- Exercise aim -
Reproduce the passage of the computer literacy post starting with "Of course, it’s" and going on through "is the answer!", switching "Assembly Language" to "machine code" wherever it occurs.

Debunking Human language not machine language!
There’s a lot of waffle coming from the author about science fiction in his most recent missive; we shall skip over most of this, dear reader, partly because it’s not relevant for a discussion on computer literacy (either the real definition or the author’s) but mostly because your correspondent spotted several things the author didn’t get entirely right in there and we’d be here all day if those were covered as well!
Of course, it’s possible for most people in all countries to learn other human or spoken languages. In lots of countries most of the population has learnt to speak one or more other languages. In spite of this, there are no countries that I know of where most of the population can program in any kind of Assembly Language, whether it’s for the 6502, 6510, 8510, Z80, 68000, Power PC, ARM, or even the possibly still most widespread Intel X86 family of processors. I think this proves my point that human language, not machine language is the answer!
This is, of course, complete and utter rot as an argument. People learn languages to communicate, so they pick up the local language first in order to talk with family members and friends then, perhaps, learn a second language to deal with the larger world if there is a need for them to do so. Computer languages are normally learnt by people who need to communicate with computers and, if that need isn’t there, they won’t in the same way there are very few people in the UK who are fluent in Korean or Portugese as a second language.
Even when two people share a language there are regional or cultural differences as well, the title of this post only makes sense to somebody who is aware of a certain 1980s Ronnie Corbett sitcom for example.
Even one of his then three companions, Adric, who was wearing a star for mathematical excellence and could calculate approximate square routes for large numbers in a few seconds, said that this was so tedious!

- Supplied entries -
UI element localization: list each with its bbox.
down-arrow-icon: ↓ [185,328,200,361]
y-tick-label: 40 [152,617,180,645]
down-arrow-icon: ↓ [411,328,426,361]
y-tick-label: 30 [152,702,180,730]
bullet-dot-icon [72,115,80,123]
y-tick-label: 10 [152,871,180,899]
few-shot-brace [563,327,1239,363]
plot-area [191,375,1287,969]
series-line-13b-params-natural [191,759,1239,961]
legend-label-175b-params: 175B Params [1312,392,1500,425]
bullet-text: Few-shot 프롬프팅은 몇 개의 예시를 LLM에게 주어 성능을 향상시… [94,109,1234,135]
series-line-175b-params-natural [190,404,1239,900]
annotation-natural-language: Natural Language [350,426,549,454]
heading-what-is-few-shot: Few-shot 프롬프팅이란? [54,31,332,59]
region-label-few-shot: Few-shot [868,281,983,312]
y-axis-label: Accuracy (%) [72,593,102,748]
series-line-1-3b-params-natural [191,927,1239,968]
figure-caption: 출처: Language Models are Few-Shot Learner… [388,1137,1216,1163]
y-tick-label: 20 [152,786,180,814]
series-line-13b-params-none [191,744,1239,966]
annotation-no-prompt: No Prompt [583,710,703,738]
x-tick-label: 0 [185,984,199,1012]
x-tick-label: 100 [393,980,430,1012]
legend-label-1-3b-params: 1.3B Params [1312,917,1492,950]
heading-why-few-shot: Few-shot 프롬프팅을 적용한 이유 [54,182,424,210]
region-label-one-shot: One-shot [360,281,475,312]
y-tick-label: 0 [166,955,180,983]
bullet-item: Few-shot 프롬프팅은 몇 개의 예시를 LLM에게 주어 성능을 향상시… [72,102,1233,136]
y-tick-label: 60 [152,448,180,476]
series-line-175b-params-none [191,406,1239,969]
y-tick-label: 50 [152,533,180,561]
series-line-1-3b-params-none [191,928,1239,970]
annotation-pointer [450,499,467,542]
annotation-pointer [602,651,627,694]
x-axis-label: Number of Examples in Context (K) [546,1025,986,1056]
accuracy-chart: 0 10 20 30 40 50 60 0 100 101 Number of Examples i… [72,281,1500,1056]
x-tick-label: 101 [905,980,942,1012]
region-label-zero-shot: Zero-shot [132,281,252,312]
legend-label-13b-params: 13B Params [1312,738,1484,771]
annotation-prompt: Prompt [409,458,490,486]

- Correct output -
Of course, it’s possible for most people in all countries to learn other human or spoken languages. In lots of countries most of the population has learnt to speak one or more other languages. In spite of this, there are no countries that I know of where most of the population can program in any kind of machine code, whether it’s for the 6502, 6510, 8510, Z80, 68000, Power PC, ARM, or even the possibly still most widespread Intel X86 family of processors. I think this proves my point that human language, not machine language is the answer!